SUPPLIED MATERIAL:
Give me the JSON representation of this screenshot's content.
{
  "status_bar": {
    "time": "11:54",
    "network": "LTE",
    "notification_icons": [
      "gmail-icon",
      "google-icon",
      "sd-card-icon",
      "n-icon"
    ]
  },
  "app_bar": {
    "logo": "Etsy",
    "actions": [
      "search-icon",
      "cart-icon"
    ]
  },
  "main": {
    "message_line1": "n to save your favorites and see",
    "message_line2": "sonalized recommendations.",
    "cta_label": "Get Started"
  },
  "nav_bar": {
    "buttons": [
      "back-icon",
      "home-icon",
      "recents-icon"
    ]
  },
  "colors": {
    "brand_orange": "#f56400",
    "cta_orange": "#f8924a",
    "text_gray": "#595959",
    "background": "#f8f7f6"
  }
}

AIM:
Write the complete data out, exactly as above.

REPLY:
Give me the JSON representation of this screenshot's content.
{
  "status_bar": {
    "time": "11:54",
    "network": "LTE",
    "notification_icons": [
      "gmail-icon",
      "google-icon",
      "sd-card-icon",
      "n-icon"
    ]
  },
  "app_bar": {
    "logo": "Etsy",
    "actions": [
      "search-icon",
      "cart-icon"
    ]
  },
  "main": {
    "message_line1": "n to save your favorites and see",
    "message_line2": "sonalized recommendations.",
    "cta_label": "Get Started"
  },
  "nav_bar": {
    "buttons": [
      "back-icon",
      "home-icon",
      "recents-icon"
    ]
  },
  "colors": {
    "brand_orange": "#f56400",
    "cta_orange": "#f8924a",
    "text_gray": "#595959",
    "background": "#f8f7f6"
  }
}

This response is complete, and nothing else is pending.